---------- RECORDS PROVIDED ----------

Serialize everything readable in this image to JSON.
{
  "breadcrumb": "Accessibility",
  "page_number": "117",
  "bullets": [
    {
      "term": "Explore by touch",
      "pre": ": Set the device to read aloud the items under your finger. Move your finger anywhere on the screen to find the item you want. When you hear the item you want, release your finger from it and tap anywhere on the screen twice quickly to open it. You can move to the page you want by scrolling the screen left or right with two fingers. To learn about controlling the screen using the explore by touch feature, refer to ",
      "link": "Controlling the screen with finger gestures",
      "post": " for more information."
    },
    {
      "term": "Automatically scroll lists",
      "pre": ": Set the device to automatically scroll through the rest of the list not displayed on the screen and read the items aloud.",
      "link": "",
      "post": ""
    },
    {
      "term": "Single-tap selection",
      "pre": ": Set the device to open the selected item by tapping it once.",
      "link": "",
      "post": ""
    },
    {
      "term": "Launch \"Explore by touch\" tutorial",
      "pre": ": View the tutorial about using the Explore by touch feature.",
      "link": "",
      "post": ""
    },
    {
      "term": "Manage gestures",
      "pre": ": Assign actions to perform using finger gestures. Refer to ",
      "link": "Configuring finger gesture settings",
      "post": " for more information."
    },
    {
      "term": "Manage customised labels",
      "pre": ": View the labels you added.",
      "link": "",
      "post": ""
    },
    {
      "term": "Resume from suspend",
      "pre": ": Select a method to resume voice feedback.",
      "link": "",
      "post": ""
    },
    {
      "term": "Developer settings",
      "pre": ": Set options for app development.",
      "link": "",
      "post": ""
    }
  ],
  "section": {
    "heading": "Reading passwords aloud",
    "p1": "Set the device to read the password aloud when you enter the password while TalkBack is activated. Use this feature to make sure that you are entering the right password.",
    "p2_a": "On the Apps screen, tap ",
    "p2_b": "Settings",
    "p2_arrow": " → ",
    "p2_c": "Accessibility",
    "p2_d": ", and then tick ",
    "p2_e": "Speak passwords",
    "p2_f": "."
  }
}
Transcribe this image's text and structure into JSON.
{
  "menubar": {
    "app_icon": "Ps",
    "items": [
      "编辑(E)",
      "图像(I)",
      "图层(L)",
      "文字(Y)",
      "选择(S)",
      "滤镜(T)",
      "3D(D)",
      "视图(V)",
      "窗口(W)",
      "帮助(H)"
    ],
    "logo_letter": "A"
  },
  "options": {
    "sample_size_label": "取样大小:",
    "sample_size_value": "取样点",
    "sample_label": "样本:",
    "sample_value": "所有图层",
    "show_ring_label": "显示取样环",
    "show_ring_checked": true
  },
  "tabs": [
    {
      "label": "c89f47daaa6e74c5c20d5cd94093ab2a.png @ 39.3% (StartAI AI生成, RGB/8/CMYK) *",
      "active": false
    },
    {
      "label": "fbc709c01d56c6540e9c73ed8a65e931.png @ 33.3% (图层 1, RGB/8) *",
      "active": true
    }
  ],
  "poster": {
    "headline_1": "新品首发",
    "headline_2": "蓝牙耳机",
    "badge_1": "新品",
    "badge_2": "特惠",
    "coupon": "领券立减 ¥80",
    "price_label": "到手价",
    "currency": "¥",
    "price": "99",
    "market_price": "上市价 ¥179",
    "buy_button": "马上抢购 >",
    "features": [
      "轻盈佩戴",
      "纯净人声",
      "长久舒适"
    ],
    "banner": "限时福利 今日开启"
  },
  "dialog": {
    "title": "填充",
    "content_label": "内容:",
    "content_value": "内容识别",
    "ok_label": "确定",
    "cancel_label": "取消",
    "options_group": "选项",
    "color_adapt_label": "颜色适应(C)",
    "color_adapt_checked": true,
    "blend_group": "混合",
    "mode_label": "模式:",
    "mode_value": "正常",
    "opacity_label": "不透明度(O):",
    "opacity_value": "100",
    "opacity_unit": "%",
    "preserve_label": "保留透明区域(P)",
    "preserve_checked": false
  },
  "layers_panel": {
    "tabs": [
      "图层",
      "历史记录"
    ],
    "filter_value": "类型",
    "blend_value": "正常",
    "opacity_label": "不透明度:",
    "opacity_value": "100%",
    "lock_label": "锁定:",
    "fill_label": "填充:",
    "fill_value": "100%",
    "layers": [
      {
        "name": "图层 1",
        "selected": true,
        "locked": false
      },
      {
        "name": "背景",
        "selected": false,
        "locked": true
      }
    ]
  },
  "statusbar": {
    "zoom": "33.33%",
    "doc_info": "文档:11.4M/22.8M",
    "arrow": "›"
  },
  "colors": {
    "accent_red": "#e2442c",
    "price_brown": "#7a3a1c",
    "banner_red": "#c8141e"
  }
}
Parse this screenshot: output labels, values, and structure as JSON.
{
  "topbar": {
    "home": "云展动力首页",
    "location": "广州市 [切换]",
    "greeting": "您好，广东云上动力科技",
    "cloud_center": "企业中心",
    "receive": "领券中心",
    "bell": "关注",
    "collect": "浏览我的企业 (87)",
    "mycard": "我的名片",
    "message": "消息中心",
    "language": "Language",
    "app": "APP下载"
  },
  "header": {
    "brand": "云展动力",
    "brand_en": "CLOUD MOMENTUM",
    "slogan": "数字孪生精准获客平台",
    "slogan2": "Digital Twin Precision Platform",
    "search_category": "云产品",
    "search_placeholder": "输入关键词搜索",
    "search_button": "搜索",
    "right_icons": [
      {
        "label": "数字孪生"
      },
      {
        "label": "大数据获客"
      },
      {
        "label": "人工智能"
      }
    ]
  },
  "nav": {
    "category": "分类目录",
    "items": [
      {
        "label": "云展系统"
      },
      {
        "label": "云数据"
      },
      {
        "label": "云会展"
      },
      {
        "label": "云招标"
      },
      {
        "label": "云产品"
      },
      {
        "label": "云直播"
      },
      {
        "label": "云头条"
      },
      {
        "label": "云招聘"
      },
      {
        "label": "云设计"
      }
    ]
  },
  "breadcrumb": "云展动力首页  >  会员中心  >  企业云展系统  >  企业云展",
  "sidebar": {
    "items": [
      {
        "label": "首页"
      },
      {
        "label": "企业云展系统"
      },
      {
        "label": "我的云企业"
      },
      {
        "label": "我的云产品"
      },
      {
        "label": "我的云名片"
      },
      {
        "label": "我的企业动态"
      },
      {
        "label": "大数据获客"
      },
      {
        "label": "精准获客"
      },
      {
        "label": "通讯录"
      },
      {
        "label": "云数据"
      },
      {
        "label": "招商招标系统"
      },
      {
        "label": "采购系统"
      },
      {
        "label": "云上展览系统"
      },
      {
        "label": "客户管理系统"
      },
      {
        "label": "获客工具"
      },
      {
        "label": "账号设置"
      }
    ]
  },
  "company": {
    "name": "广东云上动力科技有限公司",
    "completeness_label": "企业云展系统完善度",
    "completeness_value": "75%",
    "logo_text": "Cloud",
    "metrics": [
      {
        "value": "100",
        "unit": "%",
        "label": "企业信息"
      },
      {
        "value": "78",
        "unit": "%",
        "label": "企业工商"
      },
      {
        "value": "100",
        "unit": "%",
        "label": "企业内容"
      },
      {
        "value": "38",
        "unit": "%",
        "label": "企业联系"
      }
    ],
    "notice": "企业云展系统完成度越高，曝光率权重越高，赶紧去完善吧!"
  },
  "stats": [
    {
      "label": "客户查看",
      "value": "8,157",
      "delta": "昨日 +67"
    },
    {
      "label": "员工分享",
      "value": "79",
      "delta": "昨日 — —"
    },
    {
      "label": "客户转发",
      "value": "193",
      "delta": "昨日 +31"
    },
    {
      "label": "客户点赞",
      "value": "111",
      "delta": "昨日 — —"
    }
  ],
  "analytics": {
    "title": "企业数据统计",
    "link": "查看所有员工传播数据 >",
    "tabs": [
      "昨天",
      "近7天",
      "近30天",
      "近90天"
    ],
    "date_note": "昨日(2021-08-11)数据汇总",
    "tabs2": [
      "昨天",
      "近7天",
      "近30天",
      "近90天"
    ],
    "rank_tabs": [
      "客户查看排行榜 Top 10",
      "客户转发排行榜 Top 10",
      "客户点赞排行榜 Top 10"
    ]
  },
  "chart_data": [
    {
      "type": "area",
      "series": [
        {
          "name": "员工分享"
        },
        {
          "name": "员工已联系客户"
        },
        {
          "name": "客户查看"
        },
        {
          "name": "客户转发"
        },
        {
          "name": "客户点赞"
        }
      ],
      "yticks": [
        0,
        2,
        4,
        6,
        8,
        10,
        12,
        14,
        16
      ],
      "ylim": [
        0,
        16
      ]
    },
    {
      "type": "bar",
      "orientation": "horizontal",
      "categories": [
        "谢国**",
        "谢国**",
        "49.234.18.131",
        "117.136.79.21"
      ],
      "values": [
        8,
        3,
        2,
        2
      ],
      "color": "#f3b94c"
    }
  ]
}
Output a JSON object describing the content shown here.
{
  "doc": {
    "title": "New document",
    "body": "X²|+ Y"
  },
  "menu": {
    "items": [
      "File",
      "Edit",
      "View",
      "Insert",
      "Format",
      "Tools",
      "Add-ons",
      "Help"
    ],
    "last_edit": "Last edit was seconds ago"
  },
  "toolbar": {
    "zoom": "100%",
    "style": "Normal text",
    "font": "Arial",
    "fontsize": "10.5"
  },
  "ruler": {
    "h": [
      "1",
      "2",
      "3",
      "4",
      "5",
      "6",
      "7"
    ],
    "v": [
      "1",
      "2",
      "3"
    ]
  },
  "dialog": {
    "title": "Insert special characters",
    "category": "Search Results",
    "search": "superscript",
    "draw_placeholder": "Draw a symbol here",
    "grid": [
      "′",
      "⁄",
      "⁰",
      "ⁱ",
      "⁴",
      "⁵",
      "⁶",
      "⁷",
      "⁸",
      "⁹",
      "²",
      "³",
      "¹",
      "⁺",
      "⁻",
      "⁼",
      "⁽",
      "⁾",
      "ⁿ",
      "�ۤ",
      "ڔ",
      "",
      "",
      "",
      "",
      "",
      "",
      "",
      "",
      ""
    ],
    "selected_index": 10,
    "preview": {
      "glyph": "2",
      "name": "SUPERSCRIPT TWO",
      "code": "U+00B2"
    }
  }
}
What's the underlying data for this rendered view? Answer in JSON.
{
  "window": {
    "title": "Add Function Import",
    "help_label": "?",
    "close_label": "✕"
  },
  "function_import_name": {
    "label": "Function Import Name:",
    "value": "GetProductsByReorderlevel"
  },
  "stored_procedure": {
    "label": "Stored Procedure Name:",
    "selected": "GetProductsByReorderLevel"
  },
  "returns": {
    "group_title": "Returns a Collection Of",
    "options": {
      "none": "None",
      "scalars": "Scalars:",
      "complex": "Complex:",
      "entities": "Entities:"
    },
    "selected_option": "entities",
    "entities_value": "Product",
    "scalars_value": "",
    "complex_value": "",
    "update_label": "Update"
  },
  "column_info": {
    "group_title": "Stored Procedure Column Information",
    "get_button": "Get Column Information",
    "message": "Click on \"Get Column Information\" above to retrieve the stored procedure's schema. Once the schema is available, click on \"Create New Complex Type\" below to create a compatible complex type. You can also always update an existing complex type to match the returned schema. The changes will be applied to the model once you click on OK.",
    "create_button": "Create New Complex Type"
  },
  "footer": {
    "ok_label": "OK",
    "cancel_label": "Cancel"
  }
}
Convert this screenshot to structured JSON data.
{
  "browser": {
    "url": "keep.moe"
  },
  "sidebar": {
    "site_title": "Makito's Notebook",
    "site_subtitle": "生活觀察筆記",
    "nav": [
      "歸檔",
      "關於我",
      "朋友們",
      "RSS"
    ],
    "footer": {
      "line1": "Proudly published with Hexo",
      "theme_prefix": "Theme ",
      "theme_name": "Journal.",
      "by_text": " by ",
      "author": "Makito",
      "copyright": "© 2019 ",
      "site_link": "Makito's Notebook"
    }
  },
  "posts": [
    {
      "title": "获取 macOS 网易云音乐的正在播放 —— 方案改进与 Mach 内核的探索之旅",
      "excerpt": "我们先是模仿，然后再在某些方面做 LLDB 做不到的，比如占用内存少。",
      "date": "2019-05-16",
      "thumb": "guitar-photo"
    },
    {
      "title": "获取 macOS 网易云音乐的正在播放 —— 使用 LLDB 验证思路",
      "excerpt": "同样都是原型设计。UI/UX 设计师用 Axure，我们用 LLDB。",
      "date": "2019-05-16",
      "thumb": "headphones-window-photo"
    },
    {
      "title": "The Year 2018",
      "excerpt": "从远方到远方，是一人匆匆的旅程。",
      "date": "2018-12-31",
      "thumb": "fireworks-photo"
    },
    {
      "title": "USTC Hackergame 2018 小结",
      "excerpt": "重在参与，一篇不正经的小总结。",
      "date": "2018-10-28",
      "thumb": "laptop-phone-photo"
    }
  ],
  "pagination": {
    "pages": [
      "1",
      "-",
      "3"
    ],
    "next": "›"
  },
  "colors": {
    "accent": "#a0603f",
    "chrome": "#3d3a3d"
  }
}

----------

GIVEN REQUEST:
Using the data above, copy each line that contains "touch".

ANSWER BELOW:
      "term": "Explore by touch",
      "pre": ": Set the device to read aloud the items under your finger. Move your finger anywhere on the screen to find the item you want. When you hear the item you want, release your finger from it and tap anywhere on the screen twice quickly to open it. You can move to the page you want by scrolling the screen left or right with two fingers. To learn about controlling the screen using the explore by touch feature, refer to ",
      "term": "Launch \"Explore by touch\" tutorial",
      "pre": ": View the tutorial about using the Explore by touch feature.",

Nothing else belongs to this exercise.